┌────────
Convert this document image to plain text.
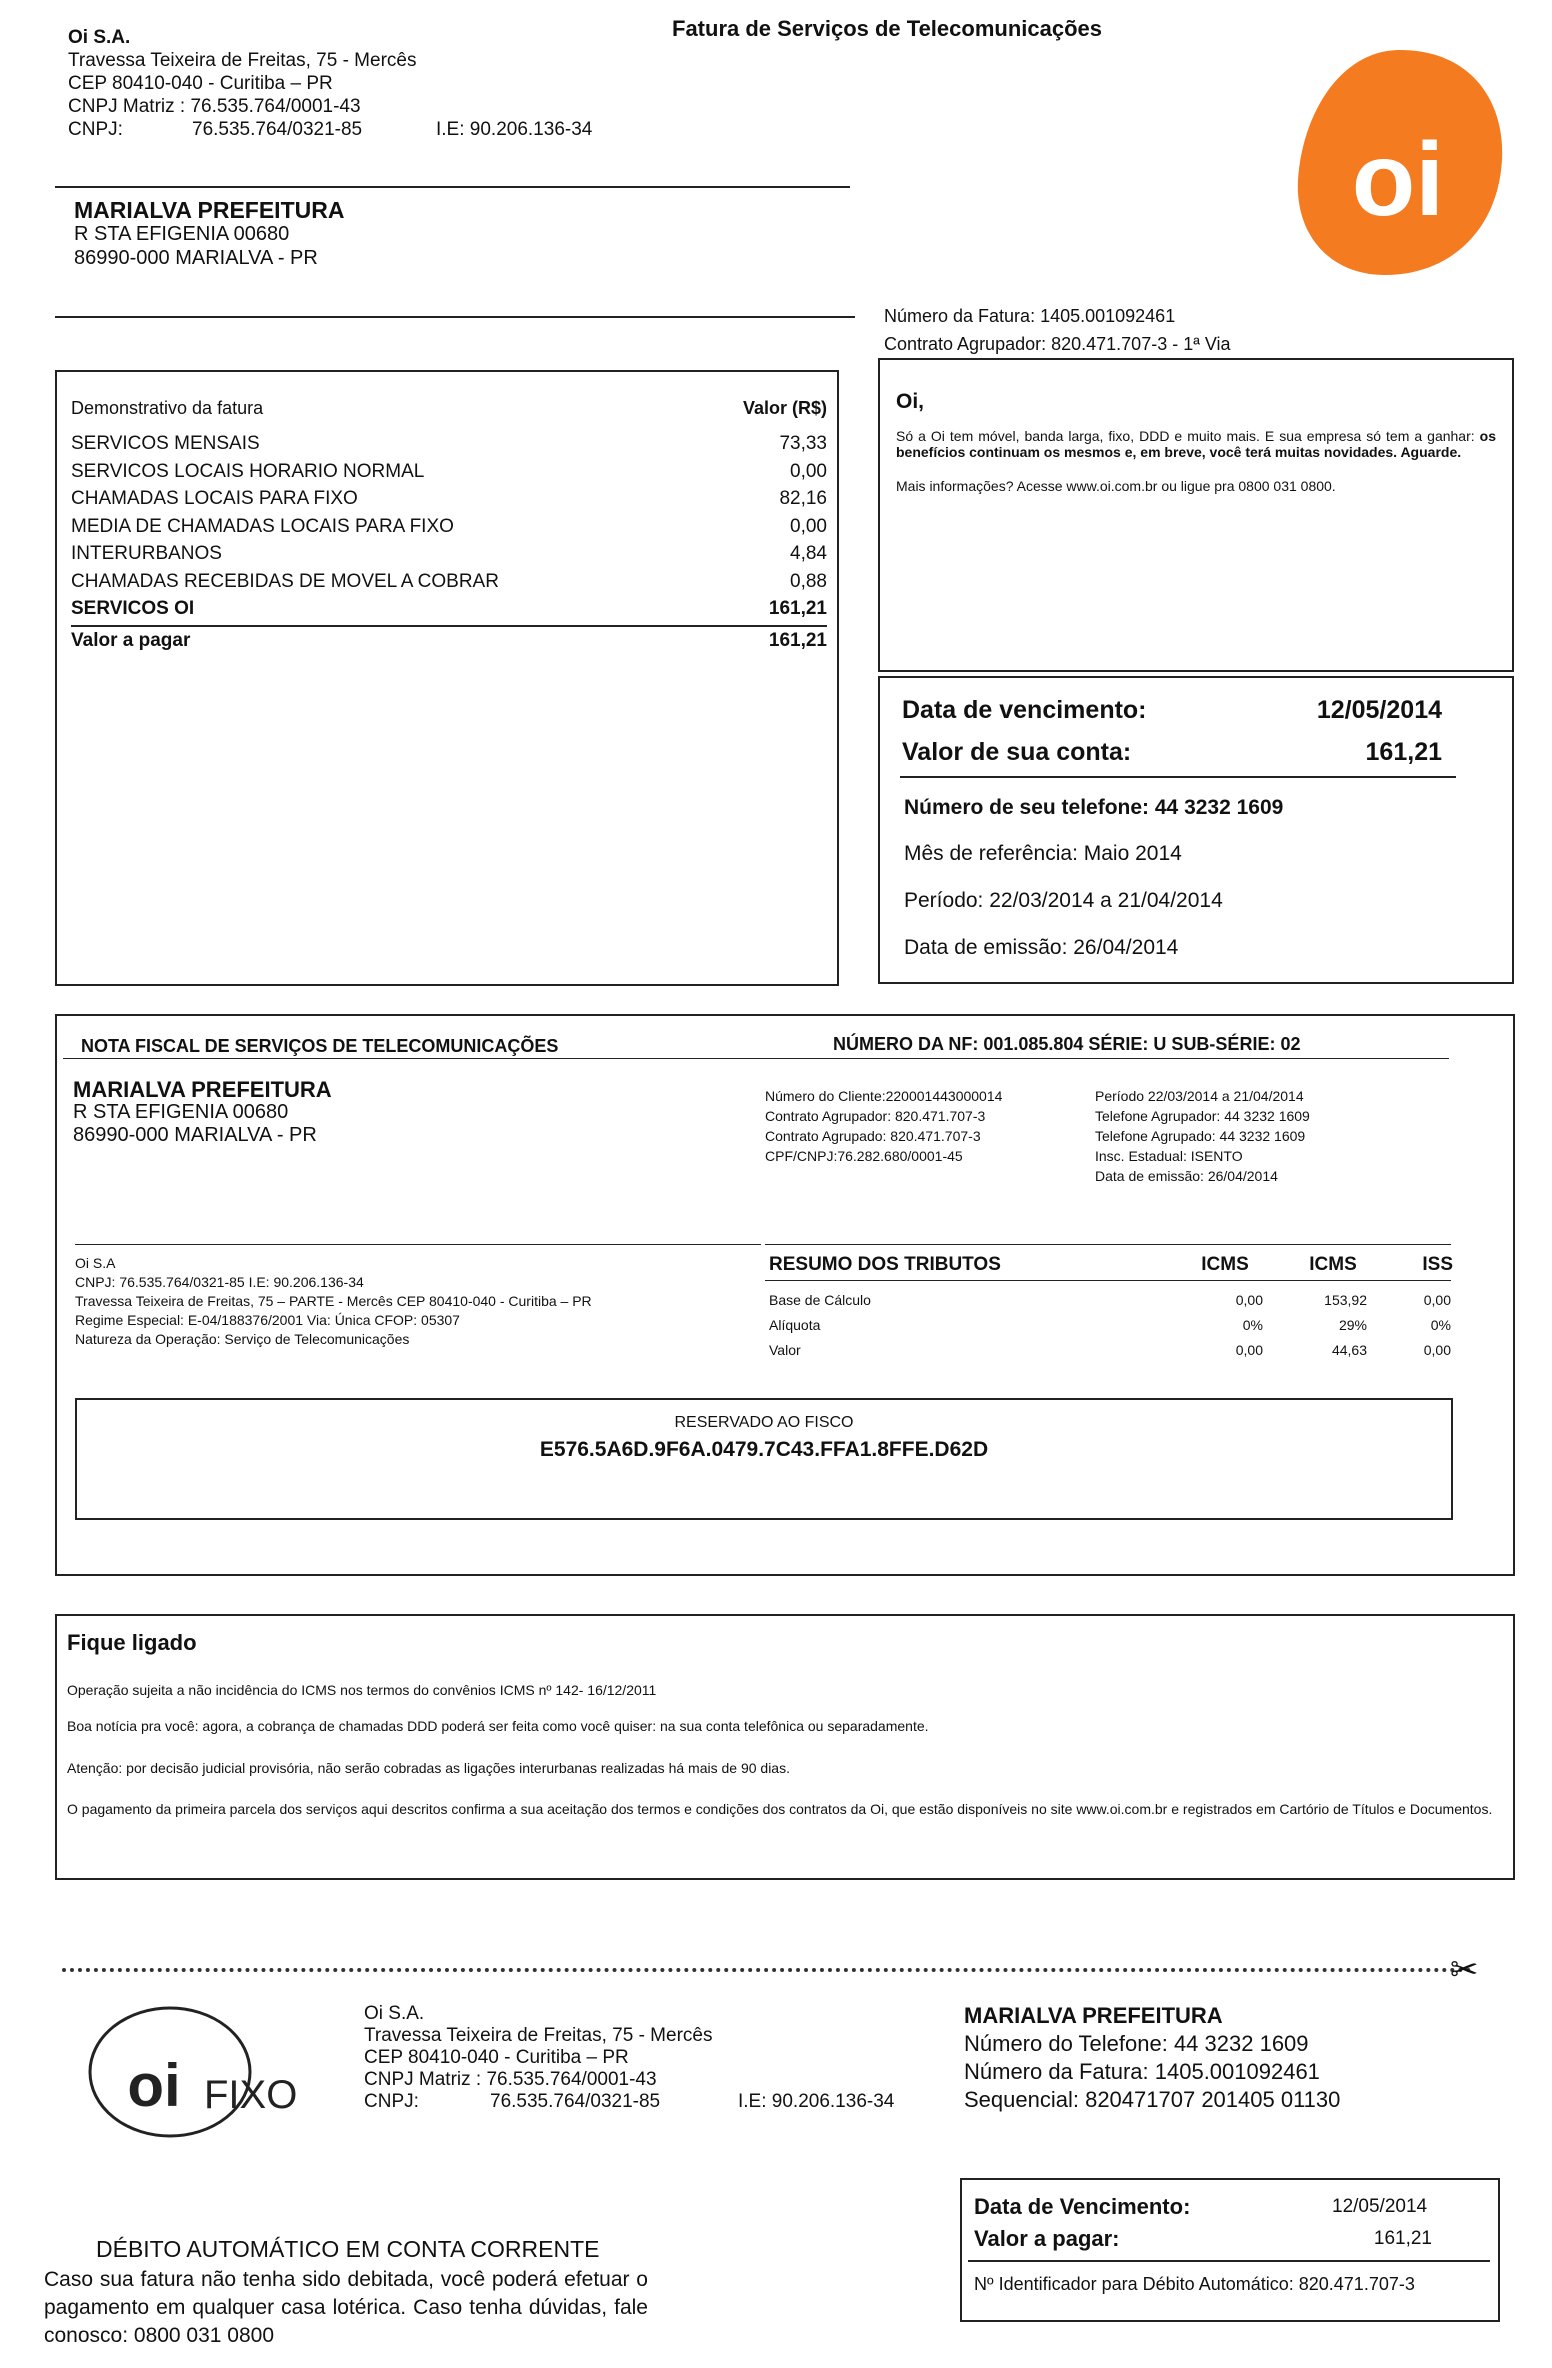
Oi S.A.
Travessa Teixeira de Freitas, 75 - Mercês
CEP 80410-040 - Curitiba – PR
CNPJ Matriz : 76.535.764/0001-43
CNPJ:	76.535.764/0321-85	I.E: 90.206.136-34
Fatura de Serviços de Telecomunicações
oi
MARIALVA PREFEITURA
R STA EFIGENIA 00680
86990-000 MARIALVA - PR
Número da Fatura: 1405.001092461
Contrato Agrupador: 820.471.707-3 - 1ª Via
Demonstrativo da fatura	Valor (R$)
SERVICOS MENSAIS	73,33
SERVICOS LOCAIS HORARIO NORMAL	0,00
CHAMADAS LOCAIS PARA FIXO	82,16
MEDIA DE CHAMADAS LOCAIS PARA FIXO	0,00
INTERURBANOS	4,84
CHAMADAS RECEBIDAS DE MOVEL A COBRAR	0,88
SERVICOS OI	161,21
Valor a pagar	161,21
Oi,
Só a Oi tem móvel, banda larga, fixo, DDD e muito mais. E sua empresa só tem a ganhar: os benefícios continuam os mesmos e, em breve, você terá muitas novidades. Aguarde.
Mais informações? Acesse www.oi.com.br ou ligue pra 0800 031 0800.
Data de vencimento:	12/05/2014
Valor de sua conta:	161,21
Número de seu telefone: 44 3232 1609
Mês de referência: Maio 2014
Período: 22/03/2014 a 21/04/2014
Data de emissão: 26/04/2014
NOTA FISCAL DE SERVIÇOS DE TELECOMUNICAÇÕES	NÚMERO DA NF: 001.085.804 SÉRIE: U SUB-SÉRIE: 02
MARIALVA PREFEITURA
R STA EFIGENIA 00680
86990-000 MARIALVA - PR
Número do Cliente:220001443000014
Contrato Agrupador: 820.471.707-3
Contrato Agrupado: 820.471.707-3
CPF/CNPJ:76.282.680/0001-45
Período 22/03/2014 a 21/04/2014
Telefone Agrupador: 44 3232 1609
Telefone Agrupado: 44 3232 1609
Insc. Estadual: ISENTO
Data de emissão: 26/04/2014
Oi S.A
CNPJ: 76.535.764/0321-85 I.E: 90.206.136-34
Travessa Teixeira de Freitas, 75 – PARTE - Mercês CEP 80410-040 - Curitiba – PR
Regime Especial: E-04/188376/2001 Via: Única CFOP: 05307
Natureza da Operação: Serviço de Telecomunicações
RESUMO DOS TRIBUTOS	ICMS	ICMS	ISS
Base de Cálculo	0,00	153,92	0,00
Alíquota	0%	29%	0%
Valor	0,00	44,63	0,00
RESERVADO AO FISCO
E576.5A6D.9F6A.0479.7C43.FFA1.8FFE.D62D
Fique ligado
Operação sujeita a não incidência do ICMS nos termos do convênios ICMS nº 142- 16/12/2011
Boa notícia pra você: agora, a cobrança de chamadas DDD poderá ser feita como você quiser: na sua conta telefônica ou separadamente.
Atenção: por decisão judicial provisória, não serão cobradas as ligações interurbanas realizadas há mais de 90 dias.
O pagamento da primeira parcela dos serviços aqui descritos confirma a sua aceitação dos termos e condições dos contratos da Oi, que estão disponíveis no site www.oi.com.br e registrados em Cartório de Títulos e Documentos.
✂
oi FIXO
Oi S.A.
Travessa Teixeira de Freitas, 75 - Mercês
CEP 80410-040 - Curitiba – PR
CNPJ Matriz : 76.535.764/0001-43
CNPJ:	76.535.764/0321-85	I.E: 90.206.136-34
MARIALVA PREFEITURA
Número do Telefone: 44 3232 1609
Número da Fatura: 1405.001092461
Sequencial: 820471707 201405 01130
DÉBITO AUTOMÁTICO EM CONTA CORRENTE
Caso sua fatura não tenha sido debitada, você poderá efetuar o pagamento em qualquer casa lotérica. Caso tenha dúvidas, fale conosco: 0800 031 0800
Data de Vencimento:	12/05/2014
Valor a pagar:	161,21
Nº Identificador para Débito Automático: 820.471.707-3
└────────
┌────────
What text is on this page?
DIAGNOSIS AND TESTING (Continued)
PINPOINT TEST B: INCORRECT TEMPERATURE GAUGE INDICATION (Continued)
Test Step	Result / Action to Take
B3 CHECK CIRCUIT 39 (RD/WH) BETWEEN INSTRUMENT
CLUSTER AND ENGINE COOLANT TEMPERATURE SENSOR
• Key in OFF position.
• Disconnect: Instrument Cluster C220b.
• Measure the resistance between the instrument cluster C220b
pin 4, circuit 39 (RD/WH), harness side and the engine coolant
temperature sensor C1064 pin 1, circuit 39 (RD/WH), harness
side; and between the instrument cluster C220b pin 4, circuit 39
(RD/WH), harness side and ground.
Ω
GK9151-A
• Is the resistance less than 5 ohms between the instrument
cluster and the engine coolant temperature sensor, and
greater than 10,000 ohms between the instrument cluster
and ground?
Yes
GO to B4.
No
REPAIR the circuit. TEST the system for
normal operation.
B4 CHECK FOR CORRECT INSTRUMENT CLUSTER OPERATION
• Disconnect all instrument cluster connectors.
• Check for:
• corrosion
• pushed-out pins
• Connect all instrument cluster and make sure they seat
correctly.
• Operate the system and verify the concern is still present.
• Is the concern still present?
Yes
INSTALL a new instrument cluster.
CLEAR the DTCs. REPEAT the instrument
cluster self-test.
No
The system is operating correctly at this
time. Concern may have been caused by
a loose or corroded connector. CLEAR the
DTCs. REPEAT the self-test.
└────────
**Task details:** Of the lines above, how many hold the word "termos"? Say the number alone.

**Exercise response:** 2